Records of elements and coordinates
━━━━

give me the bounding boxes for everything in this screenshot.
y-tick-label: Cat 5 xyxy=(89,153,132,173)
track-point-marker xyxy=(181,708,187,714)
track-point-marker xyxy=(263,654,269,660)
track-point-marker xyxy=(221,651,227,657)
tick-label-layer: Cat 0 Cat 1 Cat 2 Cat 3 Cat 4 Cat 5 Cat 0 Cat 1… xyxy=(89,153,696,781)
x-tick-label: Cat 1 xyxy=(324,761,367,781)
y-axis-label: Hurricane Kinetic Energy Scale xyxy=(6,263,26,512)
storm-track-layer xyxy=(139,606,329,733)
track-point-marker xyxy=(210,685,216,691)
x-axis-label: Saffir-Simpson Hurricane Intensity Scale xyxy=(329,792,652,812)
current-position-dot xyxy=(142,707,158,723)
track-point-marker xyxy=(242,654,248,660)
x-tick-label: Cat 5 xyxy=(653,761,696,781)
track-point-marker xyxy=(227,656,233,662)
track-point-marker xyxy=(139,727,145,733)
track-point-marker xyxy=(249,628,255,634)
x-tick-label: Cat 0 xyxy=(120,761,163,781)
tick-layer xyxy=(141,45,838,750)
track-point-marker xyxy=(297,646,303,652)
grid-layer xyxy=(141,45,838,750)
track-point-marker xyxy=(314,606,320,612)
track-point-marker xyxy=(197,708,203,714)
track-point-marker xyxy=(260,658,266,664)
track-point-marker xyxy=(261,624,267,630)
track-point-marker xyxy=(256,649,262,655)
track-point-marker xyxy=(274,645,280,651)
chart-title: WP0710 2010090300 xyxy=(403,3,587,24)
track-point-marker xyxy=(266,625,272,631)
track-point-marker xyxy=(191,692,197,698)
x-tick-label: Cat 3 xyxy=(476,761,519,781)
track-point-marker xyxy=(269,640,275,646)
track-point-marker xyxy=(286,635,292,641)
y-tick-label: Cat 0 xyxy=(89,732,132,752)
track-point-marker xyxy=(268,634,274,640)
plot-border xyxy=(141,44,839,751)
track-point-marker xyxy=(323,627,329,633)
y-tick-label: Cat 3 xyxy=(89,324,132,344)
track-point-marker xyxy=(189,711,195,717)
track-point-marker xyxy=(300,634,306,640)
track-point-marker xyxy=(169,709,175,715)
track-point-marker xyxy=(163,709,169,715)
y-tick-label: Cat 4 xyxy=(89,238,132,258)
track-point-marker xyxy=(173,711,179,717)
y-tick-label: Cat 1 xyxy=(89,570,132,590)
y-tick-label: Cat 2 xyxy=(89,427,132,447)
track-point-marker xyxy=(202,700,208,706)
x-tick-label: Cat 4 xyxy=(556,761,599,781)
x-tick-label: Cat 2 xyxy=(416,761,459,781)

━━━━

- _AIM OF THE EXERCISE_
Could you write out every line of the material above, unchanged and in the same order?

- _COMPLETE ANSWER_
give me the bounding boxes for everything in this screenshot.
y-tick-label: Cat 5 xyxy=(89,153,132,173)
track-point-marker xyxy=(181,708,187,714)
track-point-marker xyxy=(263,654,269,660)
track-point-marker xyxy=(221,651,227,657)
tick-label-layer: Cat 0 Cat 1 Cat 2 Cat 3 Cat 4 Cat 5 Cat 0 Cat 1… xyxy=(89,153,696,781)
x-tick-label: Cat 1 xyxy=(324,761,367,781)
y-axis-label: Hurricane Kinetic Energy Scale xyxy=(6,263,26,512)
storm-track-layer xyxy=(139,606,329,733)
track-point-marker xyxy=(210,685,216,691)
x-axis-label: Saffir-Simpson Hurricane Intensity Scale xyxy=(329,792,652,812)
current-position-dot xyxy=(142,707,158,723)
track-point-marker xyxy=(242,654,248,660)
x-tick-label: Cat 5 xyxy=(653,761,696,781)
track-point-marker xyxy=(227,656,233,662)
track-point-marker xyxy=(139,727,145,733)
track-point-marker xyxy=(249,628,255,634)
x-tick-label: Cat 0 xyxy=(120,761,163,781)
tick-layer xyxy=(141,45,838,750)
track-point-marker xyxy=(297,646,303,652)
grid-layer xyxy=(141,45,838,750)
track-point-marker xyxy=(314,606,320,612)
track-point-marker xyxy=(197,708,203,714)
track-point-marker xyxy=(260,658,266,664)
track-point-marker xyxy=(261,624,267,630)
track-point-marker xyxy=(256,649,262,655)
track-point-marker xyxy=(274,645,280,651)
chart-title: WP0710 2010090300 xyxy=(403,3,587,24)
track-point-marker xyxy=(266,625,272,631)
track-point-marker xyxy=(191,692,197,698)
x-tick-label: Cat 3 xyxy=(476,761,519,781)
track-point-marker xyxy=(269,640,275,646)
track-point-marker xyxy=(286,635,292,641)
y-tick-label: Cat 0 xyxy=(89,732,132,752)
track-point-marker xyxy=(268,634,274,640)
plot-border xyxy=(141,44,839,751)
track-point-marker xyxy=(323,627,329,633)
y-tick-label: Cat 3 xyxy=(89,324,132,344)
track-point-marker xyxy=(189,711,195,717)
track-point-marker xyxy=(300,634,306,640)
track-point-marker xyxy=(169,709,175,715)
track-point-marker xyxy=(163,709,169,715)
y-tick-label: Cat 4 xyxy=(89,238,132,258)
track-point-marker xyxy=(173,711,179,717)
y-tick-label: Cat 1 xyxy=(89,570,132,590)
y-tick-label: Cat 2 xyxy=(89,427,132,447)
track-point-marker xyxy=(202,700,208,706)
x-tick-label: Cat 4 xyxy=(556,761,599,781)
x-tick-label: Cat 2 xyxy=(416,761,459,781)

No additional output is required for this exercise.